▶ EXERCISE INSTRUCTIONS: Reproduce every entry exactly, without alteration.
** Begin GIVEN RECORDS **
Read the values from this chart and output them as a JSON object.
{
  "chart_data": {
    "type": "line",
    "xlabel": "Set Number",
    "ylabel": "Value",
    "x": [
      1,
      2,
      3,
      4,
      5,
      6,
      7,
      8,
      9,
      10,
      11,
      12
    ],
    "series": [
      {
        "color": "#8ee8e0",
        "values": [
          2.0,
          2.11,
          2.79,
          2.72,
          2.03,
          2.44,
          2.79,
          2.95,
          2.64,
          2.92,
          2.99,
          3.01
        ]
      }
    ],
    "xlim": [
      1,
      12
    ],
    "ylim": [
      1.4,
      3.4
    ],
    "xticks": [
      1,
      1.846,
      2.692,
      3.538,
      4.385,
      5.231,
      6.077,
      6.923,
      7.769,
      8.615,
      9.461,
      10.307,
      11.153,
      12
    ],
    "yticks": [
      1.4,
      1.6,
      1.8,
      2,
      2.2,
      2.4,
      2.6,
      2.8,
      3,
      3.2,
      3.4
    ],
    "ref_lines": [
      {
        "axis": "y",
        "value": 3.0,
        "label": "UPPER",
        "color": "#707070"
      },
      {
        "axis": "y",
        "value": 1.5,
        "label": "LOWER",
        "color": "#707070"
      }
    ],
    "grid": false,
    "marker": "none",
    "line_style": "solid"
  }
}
** End GIVEN RECORDS **
▶ OUTPUT OF THE EXERCISE:
Read the values from this chart and output them as a JSON object.
{
  "chart_data": {
    "type": "line",
    "xlabel": "Set Number",
    "ylabel": "Value",
    "x": [
      1,
      2,
      3,
      4,
      5,
      6,
      7,
      8,
      9,
      10,
      11,
      12
    ],
    "series": [
      {
        "color": "#8ee8e0",
        "values": [
          2.0,
          2.11,
          2.79,
          2.72,
          2.03,
          2.44,
          2.79,
          2.95,
          2.64,
          2.92,
          2.99,
          3.01
        ]
      }
    ],
    "xlim": [
      1,
      12
    ],
    "ylim": [
      1.4,
      3.4
    ],
    "xticks": [
      1,
      1.846,
      2.692,
      3.538,
      4.385,
      5.231,
      6.077,
      6.923,
      7.769,
      8.615,
      9.461,
      10.307,
      11.153,
      12
    ],
    "yticks": [
      1.4,
      1.6,
      1.8,
      2,
      2.2,
      2.4,
      2.6,
      2.8,
      3,
      3.2,
      3.4
    ],
    "ref_lines": [
      {
        "axis": "y",
        "value": 3.0,
        "label": "UPPER",
        "color": "#707070"
      },
      {
        "axis": "y",
        "value": 1.5,
        "label": "LOWER",
        "color": "#707070"
      }
    ],
    "grid": false,
    "marker": "none",
    "line_style": "solid"
  }
}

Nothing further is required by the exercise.